[Set problem]:
Copy each line of the entries that contains the word "this".

[Data supplied]:
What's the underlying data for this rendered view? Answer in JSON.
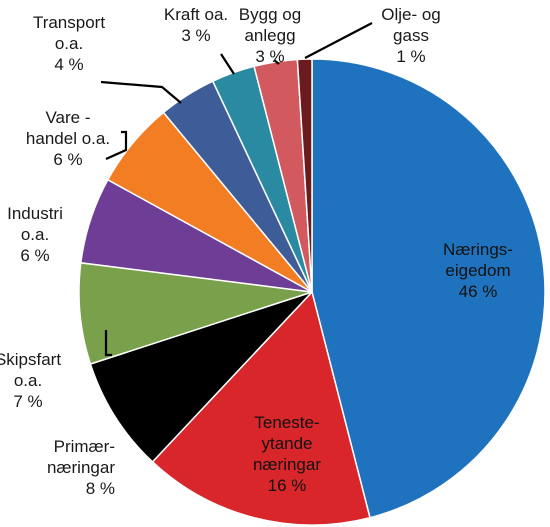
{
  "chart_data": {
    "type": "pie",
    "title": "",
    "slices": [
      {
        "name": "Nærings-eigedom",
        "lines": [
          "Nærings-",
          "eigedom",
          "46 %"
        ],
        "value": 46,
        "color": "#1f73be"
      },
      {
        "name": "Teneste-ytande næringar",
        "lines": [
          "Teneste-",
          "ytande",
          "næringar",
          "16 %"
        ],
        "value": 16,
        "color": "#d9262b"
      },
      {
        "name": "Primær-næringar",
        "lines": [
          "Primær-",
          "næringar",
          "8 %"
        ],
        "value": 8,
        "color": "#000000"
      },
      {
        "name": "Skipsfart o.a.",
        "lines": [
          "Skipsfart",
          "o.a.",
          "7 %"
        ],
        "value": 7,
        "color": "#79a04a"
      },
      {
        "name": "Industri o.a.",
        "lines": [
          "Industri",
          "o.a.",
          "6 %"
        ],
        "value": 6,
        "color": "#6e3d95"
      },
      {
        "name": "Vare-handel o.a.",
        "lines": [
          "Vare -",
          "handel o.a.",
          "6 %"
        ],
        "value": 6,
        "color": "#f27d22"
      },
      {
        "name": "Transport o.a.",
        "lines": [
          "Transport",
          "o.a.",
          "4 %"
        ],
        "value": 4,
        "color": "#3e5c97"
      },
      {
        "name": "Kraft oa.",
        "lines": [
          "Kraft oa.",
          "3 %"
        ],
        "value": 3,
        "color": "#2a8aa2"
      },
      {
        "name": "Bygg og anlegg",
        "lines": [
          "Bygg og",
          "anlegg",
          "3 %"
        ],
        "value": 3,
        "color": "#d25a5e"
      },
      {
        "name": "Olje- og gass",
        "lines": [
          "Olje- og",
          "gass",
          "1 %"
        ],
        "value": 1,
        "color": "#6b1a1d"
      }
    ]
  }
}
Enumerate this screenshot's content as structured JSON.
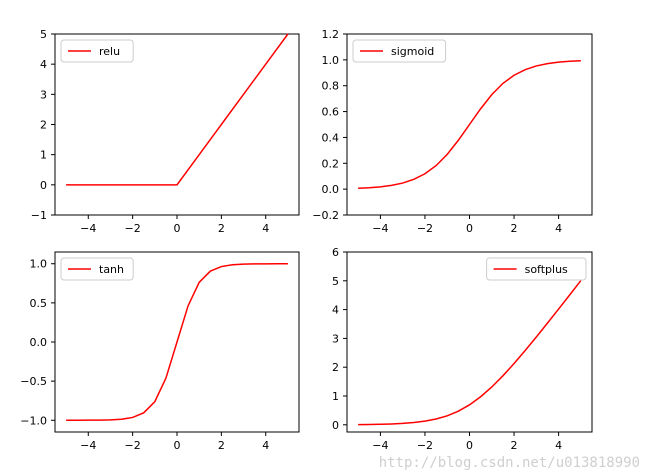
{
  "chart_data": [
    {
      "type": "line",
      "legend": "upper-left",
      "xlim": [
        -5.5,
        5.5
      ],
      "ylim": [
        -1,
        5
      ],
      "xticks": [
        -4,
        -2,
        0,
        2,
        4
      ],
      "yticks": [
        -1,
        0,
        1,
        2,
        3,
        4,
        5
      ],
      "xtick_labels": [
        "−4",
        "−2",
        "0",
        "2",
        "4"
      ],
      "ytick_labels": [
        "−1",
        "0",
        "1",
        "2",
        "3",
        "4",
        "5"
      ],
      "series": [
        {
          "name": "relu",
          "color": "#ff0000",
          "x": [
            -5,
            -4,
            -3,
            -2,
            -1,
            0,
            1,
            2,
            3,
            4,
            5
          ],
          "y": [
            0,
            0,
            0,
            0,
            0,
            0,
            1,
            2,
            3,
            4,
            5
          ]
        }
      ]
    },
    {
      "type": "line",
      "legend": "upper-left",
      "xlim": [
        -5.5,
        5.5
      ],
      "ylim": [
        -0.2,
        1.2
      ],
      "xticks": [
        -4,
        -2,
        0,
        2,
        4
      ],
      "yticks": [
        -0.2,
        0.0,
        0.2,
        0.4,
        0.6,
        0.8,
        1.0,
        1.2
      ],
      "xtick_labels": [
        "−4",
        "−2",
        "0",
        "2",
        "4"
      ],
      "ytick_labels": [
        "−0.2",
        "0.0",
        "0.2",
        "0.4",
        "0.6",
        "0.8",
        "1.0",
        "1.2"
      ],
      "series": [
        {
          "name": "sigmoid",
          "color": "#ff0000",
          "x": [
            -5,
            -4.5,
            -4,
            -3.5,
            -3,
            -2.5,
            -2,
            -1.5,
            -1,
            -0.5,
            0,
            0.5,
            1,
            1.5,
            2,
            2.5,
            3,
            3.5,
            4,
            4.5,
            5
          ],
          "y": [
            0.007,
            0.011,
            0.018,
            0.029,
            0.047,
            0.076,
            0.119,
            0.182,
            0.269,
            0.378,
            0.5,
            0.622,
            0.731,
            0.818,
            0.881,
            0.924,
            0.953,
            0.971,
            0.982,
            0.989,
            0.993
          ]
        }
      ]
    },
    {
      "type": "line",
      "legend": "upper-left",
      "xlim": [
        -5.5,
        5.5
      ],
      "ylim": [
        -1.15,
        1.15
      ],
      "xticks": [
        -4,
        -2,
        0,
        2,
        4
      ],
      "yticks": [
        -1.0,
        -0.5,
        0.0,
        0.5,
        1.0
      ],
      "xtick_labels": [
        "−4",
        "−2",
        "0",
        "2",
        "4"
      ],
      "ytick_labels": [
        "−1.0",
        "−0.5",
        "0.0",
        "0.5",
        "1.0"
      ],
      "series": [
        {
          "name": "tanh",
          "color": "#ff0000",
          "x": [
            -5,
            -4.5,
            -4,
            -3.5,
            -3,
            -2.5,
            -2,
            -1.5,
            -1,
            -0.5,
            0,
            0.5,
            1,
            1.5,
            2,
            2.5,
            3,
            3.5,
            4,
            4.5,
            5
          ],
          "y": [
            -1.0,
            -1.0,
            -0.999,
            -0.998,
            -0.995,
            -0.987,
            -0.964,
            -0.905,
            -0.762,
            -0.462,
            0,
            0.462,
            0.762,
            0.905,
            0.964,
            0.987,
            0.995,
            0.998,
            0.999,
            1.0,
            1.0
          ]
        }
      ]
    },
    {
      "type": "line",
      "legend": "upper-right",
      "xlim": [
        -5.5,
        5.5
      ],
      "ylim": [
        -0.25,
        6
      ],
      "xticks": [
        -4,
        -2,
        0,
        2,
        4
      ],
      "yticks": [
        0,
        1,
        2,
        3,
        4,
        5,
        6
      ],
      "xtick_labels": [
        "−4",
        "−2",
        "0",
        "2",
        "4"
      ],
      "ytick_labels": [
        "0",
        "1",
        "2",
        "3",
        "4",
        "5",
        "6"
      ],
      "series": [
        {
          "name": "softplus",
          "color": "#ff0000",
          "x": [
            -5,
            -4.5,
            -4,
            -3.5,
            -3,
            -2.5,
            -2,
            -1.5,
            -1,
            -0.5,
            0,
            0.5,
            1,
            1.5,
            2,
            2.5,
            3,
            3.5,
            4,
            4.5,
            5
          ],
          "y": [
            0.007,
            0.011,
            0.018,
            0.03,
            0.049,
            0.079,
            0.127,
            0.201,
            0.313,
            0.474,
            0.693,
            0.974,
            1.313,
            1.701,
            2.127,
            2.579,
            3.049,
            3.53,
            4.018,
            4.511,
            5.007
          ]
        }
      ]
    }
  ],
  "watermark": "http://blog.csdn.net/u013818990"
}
...
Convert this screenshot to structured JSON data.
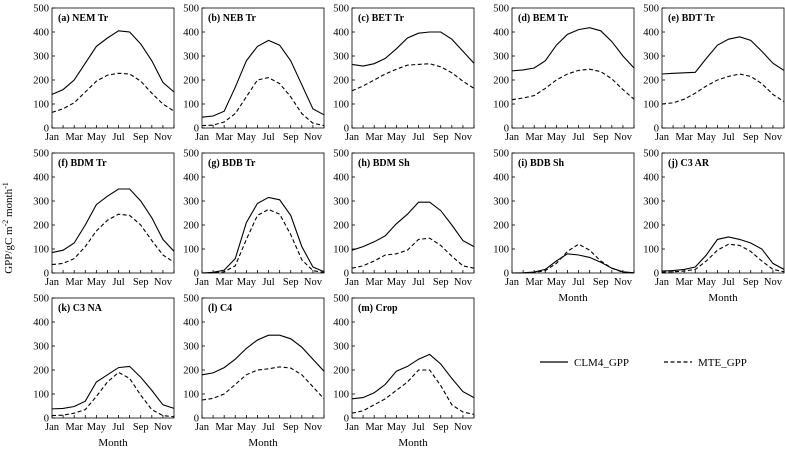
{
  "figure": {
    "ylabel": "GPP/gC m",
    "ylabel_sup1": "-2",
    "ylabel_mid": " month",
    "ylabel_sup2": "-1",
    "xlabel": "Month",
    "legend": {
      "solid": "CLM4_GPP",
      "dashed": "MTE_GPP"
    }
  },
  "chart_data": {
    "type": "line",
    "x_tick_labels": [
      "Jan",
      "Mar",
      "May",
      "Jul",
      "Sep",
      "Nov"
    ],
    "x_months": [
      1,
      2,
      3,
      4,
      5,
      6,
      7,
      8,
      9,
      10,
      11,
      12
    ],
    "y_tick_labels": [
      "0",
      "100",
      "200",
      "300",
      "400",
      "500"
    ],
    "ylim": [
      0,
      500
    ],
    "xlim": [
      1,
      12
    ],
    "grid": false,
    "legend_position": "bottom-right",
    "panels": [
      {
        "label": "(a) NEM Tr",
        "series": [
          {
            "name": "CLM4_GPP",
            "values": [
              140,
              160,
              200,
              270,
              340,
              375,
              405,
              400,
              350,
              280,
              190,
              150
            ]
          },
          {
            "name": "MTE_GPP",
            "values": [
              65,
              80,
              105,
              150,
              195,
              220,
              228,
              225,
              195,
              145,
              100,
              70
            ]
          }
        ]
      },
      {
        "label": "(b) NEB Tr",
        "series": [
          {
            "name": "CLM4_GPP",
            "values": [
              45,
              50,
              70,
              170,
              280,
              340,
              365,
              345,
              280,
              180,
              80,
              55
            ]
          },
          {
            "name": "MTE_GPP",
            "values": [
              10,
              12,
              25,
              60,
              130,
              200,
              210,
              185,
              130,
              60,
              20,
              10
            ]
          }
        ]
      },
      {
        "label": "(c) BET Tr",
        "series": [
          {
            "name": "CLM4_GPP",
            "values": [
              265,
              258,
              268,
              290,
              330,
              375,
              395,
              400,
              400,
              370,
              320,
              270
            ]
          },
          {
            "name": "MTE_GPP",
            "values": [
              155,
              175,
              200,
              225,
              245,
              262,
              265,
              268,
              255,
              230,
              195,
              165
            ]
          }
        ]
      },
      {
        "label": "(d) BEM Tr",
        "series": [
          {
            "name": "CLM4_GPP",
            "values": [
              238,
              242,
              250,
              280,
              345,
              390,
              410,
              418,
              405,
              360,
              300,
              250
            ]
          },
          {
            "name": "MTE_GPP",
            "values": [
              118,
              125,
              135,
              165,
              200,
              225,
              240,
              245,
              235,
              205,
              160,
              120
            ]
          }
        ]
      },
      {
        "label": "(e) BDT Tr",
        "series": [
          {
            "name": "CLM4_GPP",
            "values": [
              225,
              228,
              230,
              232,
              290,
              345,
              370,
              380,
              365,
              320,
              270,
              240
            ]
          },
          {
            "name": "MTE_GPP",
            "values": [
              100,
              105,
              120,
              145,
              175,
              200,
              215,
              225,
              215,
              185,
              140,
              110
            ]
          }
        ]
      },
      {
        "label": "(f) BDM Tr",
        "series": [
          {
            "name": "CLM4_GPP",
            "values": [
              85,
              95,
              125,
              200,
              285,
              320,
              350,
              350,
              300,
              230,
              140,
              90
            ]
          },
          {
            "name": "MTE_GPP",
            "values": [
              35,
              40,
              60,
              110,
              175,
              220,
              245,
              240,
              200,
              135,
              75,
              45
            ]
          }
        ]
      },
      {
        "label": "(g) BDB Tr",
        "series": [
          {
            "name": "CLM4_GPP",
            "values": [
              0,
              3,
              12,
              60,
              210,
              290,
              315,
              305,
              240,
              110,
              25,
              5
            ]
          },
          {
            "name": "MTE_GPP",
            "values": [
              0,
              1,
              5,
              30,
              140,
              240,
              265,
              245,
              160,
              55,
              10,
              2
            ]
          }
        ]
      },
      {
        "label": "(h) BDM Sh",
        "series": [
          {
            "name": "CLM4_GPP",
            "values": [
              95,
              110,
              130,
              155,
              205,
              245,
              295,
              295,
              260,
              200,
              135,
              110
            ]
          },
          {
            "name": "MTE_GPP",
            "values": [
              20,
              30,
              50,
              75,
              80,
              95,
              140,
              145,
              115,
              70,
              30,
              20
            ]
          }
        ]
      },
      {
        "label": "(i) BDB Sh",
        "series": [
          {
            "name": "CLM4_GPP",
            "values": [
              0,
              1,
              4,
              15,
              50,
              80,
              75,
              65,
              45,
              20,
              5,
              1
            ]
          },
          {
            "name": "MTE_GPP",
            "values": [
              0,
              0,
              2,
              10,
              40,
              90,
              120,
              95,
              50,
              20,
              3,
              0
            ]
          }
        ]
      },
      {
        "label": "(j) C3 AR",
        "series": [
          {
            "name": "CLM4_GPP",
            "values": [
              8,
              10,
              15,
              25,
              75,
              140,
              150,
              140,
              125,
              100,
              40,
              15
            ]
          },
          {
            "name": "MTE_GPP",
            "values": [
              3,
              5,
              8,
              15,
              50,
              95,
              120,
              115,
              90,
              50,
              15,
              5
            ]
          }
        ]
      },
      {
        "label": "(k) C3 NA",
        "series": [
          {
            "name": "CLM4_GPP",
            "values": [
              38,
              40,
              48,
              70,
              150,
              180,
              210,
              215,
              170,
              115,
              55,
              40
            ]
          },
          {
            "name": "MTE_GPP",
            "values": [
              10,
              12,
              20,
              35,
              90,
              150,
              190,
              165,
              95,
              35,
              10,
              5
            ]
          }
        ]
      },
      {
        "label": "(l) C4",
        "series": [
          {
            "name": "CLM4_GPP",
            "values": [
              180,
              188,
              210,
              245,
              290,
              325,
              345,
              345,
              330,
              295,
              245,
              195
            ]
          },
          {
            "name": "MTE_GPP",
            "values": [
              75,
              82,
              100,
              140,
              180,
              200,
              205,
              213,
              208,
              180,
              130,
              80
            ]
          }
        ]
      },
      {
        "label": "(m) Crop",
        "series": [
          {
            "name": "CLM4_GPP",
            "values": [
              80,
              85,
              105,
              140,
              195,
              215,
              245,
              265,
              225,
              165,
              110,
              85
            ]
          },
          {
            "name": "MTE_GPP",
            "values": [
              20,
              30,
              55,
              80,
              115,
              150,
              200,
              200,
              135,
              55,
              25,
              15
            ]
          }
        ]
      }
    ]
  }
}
==
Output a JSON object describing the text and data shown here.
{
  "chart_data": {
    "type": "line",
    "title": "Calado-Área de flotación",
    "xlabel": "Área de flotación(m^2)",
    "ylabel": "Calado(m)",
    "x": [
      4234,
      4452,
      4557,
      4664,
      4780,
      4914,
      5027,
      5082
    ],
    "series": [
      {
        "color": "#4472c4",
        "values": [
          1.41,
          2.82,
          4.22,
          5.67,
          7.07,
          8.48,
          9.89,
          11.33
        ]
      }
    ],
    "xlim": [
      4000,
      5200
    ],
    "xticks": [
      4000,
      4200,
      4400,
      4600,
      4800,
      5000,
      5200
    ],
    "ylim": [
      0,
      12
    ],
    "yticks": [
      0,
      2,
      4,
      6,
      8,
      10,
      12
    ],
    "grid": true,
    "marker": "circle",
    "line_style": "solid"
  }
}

[Worked solution]:
What's the underlying data for this rendered view? Answer in JSON.
Enumerate this screenshot's content as structured JSON.
Convert this screenshot to structured JSON data.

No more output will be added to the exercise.